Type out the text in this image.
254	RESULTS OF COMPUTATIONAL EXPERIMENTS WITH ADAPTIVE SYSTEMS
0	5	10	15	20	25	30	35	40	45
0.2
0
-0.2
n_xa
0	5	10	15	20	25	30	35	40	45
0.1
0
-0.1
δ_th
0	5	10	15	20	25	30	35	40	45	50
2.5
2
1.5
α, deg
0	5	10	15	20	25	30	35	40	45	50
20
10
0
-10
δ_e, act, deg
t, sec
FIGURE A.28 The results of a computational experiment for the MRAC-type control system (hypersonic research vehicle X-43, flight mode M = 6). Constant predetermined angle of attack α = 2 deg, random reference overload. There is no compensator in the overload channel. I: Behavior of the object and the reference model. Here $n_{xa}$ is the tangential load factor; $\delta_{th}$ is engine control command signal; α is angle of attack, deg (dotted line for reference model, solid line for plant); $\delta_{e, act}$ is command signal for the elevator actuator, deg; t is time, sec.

PROBLEM TO WORK ON → Restate the data above exactly, keeping each word as it stands.

PROBLEM SOLUTION →
Type out the text in this image.
254	RESULTS OF COMPUTATIONAL EXPERIMENTS WITH ADAPTIVE SYSTEMS
0	5	10	15	20	25	30	35	40	45
0.2
0
-0.2
n_xa
0	5	10	15	20	25	30	35	40	45
0.1
0
-0.1
δ_th
0	5	10	15	20	25	30	35	40	45	50
2.5
2
1.5
α, deg
0	5	10	15	20	25	30	35	40	45	50
20
10
0
-10
δ_e, act, deg
t, sec
FIGURE A.28 The results of a computational experiment for the MRAC-type control system (hypersonic research vehicle X-43, flight mode M = 6). Constant predetermined angle of attack α = 2 deg, random reference overload. There is no compensator in the overload channel. I: Behavior of the object and the reference model. Here $n_{xa}$ is the tangential load factor; $\delta_{th}$ is engine control command signal; α is angle of attack, deg (dotted line for reference model, solid line for plant); $\delta_{e, act}$ is command signal for the elevator actuator, deg; t is time, sec.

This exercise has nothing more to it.